• **Aim**
Write out the entries below once more, exactly.

• **Dataset records**
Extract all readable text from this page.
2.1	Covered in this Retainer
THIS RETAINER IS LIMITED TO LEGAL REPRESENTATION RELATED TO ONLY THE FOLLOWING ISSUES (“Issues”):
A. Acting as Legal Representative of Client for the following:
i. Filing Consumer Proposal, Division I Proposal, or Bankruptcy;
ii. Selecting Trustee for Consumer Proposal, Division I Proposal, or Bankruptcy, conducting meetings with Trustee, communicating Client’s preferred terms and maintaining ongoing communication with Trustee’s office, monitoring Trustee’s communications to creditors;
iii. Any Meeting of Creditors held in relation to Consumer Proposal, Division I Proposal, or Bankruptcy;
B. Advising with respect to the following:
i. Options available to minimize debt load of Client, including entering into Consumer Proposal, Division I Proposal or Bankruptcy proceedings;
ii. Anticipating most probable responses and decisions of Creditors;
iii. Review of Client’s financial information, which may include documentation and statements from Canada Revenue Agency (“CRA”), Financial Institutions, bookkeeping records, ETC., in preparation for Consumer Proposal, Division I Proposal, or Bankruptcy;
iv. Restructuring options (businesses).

• **Final answer**
Extract all readable text from this page.
2.1	Covered in this Retainer
THIS RETAINER IS LIMITED TO LEGAL REPRESENTATION RELATED TO ONLY THE FOLLOWING ISSUES (“Issues”):
A. Acting as Legal Representative of Client for the following:
i. Filing Consumer Proposal, Division I Proposal, or Bankruptcy;
ii. Selecting Trustee for Consumer Proposal, Division I Proposal, or Bankruptcy, conducting meetings with Trustee, communicating Client’s preferred terms and maintaining ongoing communication with Trustee’s office, monitoring Trustee’s communications to creditors;
iii. Any Meeting of Creditors held in relation to Consumer Proposal, Division I Proposal, or Bankruptcy;
B. Advising with respect to the following:
i. Options available to minimize debt load of Client, including entering into Consumer Proposal, Division I Proposal or Bankruptcy proceedings;
ii. Anticipating most probable responses and decisions of Creditors;
iii. Review of Client’s financial information, which may include documentation and statements from Canada Revenue Agency (“CRA”), Financial Institutions, bookkeeping records, ETC., in preparation for Consumer Proposal, Division I Proposal, or Bankruptcy;
iv. Restructuring options (businesses).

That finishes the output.